Text =
>>
1. Finding a basis for my cult: I became an expert in the topic I was using as my foundation of belief.

2. Creating my image: making myself appear knowledgable by having profound experiences within the topic of choice.

3. Recruit: every leader requires followers, meaning I needed to be nice to some people.  I won't get far if I'm too mean; I had to be conventional enough to appeal to people, but controversial enough to set a tone of obedience. 

4. Educate: sell my interpretation of the belief I'm using and refuse deviation from my interpretation.

5. Limit individual thought: people are dangerous when they think for themselves.  Some freedom of thought is necessary to sell the image I'm not a dictator, but the revolutionaries need to be swiftly addressed (or that attitude escalates as quickly as lunchroom food fights).  

6. Maintenance: developing personal relationships is tedious.  Instead, I pick a few favorites to work with (those most easily influenced) and I have them push my agenda to the masses.  Less work for me and enhances my image as now it's not myself saying I'm awesome; but through the actions of others they are saying I am awesome and others should support me.

7. Rewards: if I'm done things right, I will have social power by being the leader and amassing a following, and I also have access to my choice of mate.



Notes:
Every cult leader is different with regard to what drives them.  The enemy of Sorcery (can't remember how to spell his name, L-something) runs workshops and that's more for profit.  In that case, the leader desires money.
<<
Extracted records =
>>
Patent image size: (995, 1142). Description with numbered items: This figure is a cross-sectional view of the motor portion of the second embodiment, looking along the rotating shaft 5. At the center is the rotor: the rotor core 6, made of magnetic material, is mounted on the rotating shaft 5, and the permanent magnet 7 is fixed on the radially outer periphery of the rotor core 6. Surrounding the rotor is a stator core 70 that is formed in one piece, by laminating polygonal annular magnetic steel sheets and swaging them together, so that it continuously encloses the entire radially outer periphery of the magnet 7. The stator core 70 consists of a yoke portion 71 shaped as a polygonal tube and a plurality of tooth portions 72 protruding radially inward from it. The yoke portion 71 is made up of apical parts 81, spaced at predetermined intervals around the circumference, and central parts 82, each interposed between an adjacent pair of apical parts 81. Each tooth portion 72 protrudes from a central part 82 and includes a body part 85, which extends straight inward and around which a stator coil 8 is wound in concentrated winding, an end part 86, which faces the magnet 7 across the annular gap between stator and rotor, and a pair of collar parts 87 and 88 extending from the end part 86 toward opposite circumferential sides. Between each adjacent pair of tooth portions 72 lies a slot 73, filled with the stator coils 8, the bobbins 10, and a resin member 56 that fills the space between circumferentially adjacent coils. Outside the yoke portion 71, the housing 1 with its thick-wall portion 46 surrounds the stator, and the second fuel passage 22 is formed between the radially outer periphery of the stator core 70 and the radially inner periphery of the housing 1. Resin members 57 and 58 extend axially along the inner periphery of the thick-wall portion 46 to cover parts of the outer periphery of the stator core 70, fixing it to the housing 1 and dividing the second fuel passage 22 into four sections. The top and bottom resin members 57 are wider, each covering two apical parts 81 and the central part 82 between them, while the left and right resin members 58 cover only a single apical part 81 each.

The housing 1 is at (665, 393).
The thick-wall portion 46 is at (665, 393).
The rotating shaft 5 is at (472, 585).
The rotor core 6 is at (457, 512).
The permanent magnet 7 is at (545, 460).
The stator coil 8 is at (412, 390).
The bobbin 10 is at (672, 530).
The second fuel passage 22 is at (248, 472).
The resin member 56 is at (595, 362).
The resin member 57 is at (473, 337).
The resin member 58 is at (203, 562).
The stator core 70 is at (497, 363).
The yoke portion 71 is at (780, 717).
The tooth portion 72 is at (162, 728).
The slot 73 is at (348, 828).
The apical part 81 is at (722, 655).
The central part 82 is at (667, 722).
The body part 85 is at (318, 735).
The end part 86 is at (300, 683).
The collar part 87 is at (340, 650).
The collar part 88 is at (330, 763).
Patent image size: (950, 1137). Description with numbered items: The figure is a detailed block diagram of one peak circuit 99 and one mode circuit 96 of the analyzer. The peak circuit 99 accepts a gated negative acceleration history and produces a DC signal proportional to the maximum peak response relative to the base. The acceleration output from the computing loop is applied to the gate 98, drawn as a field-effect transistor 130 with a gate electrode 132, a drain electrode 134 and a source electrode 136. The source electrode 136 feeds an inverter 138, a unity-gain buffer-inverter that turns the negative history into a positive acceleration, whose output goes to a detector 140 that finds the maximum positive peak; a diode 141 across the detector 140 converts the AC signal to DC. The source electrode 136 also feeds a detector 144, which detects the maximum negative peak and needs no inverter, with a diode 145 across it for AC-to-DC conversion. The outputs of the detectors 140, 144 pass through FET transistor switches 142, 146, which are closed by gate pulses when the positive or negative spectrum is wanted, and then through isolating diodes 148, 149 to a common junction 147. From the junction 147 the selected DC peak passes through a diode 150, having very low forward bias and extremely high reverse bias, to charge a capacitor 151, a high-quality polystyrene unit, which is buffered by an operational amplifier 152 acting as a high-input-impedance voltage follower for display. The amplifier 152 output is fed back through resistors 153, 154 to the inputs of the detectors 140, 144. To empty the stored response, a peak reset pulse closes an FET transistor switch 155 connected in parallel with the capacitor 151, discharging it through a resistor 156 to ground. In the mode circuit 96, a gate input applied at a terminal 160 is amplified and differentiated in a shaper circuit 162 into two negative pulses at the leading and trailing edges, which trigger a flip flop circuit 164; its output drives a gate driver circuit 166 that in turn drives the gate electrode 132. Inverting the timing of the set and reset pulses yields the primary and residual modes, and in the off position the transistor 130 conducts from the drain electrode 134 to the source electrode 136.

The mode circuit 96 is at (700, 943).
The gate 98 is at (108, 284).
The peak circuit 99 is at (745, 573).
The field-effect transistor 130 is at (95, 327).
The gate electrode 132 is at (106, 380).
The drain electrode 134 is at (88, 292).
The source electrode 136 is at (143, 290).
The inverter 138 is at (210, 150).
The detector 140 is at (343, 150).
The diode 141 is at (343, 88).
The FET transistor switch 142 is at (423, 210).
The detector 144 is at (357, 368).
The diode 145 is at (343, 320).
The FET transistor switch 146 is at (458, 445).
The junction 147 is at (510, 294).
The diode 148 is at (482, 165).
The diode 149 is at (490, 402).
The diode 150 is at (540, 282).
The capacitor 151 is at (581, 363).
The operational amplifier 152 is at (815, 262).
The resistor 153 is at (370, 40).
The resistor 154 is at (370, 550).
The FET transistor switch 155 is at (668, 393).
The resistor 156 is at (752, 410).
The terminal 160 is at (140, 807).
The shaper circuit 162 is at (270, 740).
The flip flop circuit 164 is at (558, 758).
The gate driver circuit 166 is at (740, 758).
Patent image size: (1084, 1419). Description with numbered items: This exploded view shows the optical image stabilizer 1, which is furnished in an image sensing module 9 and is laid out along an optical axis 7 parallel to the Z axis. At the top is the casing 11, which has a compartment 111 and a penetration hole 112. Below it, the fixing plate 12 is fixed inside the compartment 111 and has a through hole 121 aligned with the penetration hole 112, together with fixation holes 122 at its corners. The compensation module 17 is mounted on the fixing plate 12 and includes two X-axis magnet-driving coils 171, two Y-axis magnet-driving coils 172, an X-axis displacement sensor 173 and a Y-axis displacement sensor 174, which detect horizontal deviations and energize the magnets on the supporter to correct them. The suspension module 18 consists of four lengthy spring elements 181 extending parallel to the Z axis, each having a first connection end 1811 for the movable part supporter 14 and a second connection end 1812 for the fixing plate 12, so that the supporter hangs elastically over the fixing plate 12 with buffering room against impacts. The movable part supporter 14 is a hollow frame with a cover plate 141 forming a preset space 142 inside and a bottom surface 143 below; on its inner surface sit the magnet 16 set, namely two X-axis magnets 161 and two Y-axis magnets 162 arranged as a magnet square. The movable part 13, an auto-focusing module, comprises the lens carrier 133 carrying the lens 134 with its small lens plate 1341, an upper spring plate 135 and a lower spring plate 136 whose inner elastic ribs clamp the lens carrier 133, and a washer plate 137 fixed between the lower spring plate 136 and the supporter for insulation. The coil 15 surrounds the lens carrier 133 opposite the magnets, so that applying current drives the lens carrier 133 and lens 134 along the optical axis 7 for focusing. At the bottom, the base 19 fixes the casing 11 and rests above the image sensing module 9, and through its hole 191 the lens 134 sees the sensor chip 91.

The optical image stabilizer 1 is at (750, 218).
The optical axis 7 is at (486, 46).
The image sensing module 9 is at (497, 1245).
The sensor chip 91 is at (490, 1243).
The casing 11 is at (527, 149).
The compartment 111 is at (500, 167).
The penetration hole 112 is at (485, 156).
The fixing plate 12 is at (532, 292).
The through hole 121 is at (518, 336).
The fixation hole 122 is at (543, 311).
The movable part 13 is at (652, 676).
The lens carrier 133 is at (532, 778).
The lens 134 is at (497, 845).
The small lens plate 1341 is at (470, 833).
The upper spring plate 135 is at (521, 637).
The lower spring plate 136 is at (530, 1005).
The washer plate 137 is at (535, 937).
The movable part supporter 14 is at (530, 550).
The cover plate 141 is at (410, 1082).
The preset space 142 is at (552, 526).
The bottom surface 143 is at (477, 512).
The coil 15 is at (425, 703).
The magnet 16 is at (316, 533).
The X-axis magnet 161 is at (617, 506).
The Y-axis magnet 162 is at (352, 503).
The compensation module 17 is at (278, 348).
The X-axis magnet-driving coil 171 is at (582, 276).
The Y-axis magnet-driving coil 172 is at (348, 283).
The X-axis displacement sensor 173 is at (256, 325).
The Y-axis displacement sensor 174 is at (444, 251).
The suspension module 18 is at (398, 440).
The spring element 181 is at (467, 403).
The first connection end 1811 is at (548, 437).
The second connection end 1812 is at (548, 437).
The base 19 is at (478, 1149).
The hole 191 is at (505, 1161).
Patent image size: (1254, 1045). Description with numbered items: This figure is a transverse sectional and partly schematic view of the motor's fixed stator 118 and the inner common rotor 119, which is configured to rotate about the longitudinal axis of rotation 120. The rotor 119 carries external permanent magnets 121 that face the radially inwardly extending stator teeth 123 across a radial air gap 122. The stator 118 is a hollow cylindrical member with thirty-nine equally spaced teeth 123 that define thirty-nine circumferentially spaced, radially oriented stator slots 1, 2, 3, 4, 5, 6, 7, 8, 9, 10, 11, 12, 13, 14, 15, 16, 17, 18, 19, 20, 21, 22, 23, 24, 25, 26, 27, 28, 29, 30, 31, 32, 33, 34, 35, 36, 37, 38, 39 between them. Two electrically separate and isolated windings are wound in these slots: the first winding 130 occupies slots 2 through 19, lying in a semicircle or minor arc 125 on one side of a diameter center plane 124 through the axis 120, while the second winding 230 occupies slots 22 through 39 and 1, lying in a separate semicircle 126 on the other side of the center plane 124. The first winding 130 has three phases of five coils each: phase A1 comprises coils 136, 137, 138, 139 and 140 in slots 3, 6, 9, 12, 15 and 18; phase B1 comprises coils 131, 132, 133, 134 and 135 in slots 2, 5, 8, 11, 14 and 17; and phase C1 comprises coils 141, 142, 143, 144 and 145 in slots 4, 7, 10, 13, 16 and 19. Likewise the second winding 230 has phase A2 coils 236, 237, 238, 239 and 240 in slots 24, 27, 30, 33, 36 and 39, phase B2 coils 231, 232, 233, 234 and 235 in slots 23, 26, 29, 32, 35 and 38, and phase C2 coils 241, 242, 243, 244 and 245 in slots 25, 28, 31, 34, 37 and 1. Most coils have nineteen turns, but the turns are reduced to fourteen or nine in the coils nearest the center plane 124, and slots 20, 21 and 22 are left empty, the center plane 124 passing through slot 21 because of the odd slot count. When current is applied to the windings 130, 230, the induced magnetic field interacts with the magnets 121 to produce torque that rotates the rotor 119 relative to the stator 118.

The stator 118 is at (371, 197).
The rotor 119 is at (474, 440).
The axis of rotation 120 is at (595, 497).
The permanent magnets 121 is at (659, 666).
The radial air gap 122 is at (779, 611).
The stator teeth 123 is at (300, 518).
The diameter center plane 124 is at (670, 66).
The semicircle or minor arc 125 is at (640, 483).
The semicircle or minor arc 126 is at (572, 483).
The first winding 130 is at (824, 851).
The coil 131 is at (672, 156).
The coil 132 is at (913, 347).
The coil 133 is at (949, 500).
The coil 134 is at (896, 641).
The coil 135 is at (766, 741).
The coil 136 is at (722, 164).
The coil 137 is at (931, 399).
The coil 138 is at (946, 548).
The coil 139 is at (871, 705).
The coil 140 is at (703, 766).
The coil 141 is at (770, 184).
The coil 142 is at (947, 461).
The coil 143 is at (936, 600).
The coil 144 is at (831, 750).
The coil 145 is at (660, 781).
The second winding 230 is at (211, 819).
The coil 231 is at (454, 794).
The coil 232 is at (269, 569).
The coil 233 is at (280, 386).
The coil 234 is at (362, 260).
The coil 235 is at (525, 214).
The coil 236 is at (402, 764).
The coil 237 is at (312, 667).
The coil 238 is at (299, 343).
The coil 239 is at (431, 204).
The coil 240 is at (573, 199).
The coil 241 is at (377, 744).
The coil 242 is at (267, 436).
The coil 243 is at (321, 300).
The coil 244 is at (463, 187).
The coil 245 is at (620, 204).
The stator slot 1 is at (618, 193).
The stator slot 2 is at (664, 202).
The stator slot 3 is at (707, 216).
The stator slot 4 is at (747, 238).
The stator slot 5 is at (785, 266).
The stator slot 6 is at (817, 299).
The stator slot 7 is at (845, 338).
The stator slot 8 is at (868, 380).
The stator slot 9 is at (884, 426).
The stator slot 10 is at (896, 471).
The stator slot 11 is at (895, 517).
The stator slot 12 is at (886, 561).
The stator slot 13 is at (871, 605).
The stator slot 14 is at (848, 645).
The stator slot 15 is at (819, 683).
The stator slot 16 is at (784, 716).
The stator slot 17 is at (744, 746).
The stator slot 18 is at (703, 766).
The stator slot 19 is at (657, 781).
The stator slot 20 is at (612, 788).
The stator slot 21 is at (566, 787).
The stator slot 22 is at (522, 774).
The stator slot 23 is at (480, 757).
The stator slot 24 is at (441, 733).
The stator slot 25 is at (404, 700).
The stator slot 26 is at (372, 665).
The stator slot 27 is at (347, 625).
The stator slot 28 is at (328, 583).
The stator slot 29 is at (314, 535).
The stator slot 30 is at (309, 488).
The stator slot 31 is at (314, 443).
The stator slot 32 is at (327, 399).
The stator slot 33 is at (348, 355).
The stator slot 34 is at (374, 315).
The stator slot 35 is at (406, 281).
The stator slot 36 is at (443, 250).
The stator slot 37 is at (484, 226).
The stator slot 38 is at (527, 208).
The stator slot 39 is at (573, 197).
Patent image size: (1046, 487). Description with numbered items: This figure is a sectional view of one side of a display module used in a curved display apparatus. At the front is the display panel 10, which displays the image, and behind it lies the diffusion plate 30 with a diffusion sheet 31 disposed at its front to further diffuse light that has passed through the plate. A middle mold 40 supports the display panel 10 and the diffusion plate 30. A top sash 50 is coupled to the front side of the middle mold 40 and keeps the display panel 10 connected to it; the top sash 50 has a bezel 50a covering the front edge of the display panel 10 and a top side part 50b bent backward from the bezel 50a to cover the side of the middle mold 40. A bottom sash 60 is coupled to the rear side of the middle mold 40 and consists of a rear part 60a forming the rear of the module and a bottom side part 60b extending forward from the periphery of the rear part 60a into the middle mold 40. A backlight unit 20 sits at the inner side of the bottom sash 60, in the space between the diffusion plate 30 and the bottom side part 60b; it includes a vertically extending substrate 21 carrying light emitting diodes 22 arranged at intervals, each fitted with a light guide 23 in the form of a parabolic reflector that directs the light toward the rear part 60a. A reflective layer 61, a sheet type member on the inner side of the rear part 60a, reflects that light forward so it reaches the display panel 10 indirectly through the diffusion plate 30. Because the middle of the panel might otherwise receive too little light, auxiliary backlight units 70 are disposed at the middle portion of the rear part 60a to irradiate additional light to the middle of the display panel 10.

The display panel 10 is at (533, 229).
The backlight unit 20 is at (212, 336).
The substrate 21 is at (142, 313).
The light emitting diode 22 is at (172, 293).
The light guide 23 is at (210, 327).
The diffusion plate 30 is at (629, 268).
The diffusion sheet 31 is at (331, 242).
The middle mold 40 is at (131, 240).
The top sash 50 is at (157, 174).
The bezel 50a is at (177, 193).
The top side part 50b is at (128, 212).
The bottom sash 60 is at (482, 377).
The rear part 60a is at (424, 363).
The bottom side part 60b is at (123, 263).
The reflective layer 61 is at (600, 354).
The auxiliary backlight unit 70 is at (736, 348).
<<
What you are asked to do = Edit the portion of the cult-building list that opens with the words "2. Creating my" and closes with "lunchroom food fights).", replacing "image" with "persona" wherever it occurs, and give that portion in full.

Answer to the exercise =
2. Creating my persona: making myself appear knowledgable by having profound experiences within the topic of choice.

3. Recruit: every leader requires followers, meaning I needed to be nice to some people.  I won't get far if I'm too mean; I had to be conventional enough to appeal to people, but controversial enough to set a tone of obedience. 

4. Educate: sell my interpretation of the belief I'm using and refuse deviation from my interpretation.

5. Limit individual thought: people are dangerous when they think for themselves.  Some freedom of thought is necessary to sell the persona I'm not a dictator, but the revolutionaries need to be swiftly addressed (or that attitude escalates as quickly as lunchroom food fights).